**STATED PROBLEM:** Each line below should be quoted exactly, please.

**DATA FOR THE TASK:**
⟨

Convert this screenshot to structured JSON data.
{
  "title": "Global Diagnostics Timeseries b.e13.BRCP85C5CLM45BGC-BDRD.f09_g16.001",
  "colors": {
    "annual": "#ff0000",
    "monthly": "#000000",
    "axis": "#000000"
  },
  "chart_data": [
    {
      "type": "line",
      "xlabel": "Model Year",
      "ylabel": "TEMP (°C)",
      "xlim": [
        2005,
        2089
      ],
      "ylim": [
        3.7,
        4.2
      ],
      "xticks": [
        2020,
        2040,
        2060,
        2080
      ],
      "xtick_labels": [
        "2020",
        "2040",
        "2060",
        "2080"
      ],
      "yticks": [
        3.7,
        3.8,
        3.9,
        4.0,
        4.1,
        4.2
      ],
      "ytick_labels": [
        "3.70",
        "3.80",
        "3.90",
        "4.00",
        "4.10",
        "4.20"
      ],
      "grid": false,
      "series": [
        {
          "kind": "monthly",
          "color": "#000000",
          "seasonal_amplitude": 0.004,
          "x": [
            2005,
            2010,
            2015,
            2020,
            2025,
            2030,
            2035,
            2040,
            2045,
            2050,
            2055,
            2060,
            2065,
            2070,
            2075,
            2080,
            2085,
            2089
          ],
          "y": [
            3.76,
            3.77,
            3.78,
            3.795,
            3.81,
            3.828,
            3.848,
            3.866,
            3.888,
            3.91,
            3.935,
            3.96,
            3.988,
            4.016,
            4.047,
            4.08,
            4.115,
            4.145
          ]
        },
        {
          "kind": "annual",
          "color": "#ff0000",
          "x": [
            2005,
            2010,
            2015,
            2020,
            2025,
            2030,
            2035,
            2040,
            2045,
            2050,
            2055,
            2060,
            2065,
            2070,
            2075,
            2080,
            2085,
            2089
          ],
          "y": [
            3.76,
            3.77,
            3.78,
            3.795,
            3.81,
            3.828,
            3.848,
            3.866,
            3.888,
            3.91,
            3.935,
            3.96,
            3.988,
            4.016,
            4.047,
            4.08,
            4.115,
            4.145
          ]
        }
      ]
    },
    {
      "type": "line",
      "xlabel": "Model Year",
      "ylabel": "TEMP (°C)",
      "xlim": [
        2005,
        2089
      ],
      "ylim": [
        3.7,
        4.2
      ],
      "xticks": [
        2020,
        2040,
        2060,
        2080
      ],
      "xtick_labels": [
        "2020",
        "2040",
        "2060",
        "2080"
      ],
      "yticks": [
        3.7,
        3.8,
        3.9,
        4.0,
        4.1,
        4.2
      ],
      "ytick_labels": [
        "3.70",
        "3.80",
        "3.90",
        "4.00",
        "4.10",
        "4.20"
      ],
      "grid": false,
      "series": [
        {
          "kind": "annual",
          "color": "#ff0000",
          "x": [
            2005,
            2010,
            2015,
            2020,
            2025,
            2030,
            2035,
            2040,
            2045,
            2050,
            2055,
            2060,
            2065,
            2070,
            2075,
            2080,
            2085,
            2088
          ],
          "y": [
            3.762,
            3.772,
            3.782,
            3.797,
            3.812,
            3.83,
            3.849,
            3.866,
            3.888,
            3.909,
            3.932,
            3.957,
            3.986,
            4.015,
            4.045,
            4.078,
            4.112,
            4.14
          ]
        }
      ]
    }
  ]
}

⟩

**EXERCISE RESPONSE:**
Convert this screenshot to structured JSON data.
{
  "title": "Global Diagnostics Timeseries b.e13.BRCP85C5CLM45BGC-BDRD.f09_g16.001",
  "colors": {
    "annual": "#ff0000",
    "monthly": "#000000",
    "axis": "#000000"
  },
  "chart_data": [
    {
      "type": "line",
      "xlabel": "Model Year",
      "ylabel": "TEMP (°C)",
      "xlim": [
        2005,
        2089
      ],
      "ylim": [
        3.7,
        4.2
      ],
      "xticks": [
        2020,
        2040,
        2060,
        2080
      ],
      "xtick_labels": [
        "2020",
        "2040",
        "2060",
        "2080"
      ],
      "yticks": [
        3.7,
        3.8,
        3.9,
        4.0,
        4.1,
        4.2
      ],
      "ytick_labels": [
        "3.70",
        "3.80",
        "3.90",
        "4.00",
        "4.10",
        "4.20"
      ],
      "grid": false,
      "series": [
        {
          "kind": "monthly",
          "color": "#000000",
          "seasonal_amplitude": 0.004,
          "x": [
            2005,
            2010,
            2015,
            2020,
            2025,
            2030,
            2035,
            2040,
            2045,
            2050,
            2055,
            2060,
            2065,
            2070,
            2075,
            2080,
            2085,
            2089
          ],
          "y": [
            3.76,
            3.77,
            3.78,
            3.795,
            3.81,
            3.828,
            3.848,
            3.866,
            3.888,
            3.91,
            3.935,
            3.96,
            3.988,
            4.016,
            4.047,
            4.08,
            4.115,
            4.145
          ]
        },
        {
          "kind": "annual",
          "color": "#ff0000",
          "x": [
            2005,
            2010,
            2015,
            2020,
            2025,
            2030,
            2035,
            2040,
            2045,
            2050,
            2055,
            2060,
            2065,
            2070,
            2075,
            2080,
            2085,
            2089
          ],
          "y": [
            3.76,
            3.77,
            3.78,
            3.795,
            3.81,
            3.828,
            3.848,
            3.866,
            3.888,
            3.91,
            3.935,
            3.96,
            3.988,
            4.016,
            4.047,
            4.08,
            4.115,
            4.145
          ]
        }
      ]
    },
    {
      "type": "line",
      "xlabel": "Model Year",
      "ylabel": "TEMP (°C)",
      "xlim": [
        2005,
        2089
      ],
      "ylim": [
        3.7,
        4.2
      ],
      "xticks": [
        2020,
        2040,
        2060,
        2080
      ],
      "xtick_labels": [
        "2020",
        "2040",
        "2060",
        "2080"
      ],
      "yticks": [
        3.7,
        3.8,
        3.9,
        4.0,
        4.1,
        4.2
      ],
      "ytick_labels": [
        "3.70",
        "3.80",
        "3.90",
        "4.00",
        "4.10",
        "4.20"
      ],
      "grid": false,
      "series": [
        {
          "kind": "annual",
          "color": "#ff0000",
          "x": [
            2005,
            2010,
            2015,
            2020,
            2025,
            2030,
            2035,
            2040,
            2045,
            2050,
            2055,
            2060,
            2065,
            2070,
            2075,
            2080,
            2085,
            2088
          ],
          "y": [
            3.762,
            3.772,
            3.782,
            3.797,
            3.812,
            3.83,
            3.849,
            3.866,
            3.888,
            3.909,
            3.932,
            3.957,
            3.986,
            4.015,
            4.045,
            4.078,
            4.112,
            4.14
          ]
        }
      ]
    }
  ]
}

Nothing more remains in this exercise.